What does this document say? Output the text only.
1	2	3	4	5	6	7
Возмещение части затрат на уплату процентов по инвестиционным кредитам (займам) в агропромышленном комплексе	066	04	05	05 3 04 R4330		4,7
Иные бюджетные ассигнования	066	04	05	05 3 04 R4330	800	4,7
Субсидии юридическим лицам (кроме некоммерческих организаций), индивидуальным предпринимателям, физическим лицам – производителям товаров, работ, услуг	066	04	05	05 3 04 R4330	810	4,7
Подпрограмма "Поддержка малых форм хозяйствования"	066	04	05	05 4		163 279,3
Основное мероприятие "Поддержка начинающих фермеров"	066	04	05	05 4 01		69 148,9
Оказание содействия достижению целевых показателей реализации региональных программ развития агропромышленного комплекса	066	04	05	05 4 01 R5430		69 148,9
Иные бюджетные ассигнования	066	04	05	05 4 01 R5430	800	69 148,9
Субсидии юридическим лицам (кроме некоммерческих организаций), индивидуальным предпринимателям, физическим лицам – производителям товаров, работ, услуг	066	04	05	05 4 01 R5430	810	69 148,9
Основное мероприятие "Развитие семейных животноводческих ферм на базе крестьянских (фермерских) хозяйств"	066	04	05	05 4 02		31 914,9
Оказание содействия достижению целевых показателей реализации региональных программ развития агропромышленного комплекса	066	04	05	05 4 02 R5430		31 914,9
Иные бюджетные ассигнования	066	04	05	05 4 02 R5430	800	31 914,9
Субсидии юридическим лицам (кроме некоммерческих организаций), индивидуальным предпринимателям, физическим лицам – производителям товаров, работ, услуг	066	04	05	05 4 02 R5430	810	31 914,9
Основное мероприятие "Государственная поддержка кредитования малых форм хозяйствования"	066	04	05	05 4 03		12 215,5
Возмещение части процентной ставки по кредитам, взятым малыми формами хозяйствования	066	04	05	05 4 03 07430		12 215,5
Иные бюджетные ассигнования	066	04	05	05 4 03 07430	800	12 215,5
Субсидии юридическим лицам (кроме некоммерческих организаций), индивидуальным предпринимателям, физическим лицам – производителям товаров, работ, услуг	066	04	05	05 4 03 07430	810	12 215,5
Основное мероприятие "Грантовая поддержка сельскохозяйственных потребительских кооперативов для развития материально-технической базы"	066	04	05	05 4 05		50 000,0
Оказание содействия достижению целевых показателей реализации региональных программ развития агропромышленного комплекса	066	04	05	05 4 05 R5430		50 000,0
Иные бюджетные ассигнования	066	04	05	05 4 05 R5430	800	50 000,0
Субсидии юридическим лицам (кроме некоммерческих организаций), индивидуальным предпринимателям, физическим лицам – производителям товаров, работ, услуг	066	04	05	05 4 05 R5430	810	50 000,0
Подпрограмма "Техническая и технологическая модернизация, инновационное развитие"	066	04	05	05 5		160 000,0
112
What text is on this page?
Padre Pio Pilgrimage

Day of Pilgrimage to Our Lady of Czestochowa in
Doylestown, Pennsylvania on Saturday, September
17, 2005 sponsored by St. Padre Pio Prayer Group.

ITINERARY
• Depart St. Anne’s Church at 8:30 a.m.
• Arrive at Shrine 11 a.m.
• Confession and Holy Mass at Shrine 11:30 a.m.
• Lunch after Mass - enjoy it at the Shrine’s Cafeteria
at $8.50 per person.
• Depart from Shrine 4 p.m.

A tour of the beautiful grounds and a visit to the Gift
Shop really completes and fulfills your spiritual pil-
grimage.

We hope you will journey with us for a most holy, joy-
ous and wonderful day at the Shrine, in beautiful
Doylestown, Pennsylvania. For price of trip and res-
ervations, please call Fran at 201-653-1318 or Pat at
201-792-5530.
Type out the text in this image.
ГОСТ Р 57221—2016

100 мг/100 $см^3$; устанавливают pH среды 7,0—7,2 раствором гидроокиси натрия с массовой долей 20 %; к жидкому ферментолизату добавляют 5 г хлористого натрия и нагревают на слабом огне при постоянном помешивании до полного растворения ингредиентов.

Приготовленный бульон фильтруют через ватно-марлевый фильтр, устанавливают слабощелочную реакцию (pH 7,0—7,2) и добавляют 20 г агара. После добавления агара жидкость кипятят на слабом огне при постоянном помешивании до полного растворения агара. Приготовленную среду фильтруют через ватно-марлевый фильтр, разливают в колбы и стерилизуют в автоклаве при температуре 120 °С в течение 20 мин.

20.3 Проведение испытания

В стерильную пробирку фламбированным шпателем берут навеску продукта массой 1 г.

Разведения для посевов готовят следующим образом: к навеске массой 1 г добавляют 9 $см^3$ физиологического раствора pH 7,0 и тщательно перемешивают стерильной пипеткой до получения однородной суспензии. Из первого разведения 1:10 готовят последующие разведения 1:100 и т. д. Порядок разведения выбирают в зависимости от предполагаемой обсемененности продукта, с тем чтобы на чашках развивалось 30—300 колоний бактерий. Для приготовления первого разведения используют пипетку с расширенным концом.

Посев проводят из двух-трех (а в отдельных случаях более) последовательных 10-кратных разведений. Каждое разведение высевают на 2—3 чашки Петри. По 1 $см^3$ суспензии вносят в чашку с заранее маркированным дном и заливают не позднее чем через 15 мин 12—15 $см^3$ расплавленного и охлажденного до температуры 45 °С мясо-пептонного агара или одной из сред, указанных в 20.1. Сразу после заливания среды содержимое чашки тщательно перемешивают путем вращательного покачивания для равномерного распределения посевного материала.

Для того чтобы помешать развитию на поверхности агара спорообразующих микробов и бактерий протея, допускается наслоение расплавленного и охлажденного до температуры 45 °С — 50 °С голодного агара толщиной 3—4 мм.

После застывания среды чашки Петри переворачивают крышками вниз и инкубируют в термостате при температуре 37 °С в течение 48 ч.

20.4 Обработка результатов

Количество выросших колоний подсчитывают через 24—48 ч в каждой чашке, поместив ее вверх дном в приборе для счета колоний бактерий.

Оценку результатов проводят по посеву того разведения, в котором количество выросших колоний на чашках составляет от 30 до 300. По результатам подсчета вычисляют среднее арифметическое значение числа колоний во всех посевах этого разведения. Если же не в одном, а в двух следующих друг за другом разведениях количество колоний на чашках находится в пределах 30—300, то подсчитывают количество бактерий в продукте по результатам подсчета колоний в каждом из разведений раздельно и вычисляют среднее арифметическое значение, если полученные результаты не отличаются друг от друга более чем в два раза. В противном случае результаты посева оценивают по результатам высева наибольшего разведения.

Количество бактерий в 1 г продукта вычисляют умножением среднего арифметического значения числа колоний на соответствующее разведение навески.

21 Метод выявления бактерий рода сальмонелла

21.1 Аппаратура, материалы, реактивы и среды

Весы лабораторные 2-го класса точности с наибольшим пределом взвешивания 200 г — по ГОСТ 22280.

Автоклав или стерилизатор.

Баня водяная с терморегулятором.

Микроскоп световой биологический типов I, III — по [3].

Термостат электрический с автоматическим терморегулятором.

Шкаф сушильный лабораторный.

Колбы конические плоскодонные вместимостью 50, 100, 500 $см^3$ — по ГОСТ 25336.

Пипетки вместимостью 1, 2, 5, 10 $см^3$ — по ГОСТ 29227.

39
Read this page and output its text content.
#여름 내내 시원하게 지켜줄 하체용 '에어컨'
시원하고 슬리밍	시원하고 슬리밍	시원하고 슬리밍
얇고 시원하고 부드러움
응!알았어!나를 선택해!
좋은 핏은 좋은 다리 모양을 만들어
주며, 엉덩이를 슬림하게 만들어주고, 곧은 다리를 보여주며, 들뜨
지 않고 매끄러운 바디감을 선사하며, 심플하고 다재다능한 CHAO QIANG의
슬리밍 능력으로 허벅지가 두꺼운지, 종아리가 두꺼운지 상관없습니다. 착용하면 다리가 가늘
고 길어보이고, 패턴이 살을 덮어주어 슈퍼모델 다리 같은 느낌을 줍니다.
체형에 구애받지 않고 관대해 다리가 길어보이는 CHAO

▶ **Problem details**
Looking at the records above, work out how many lines include the string "огне". Give the number and nothing else.

▶ **Correct result**
2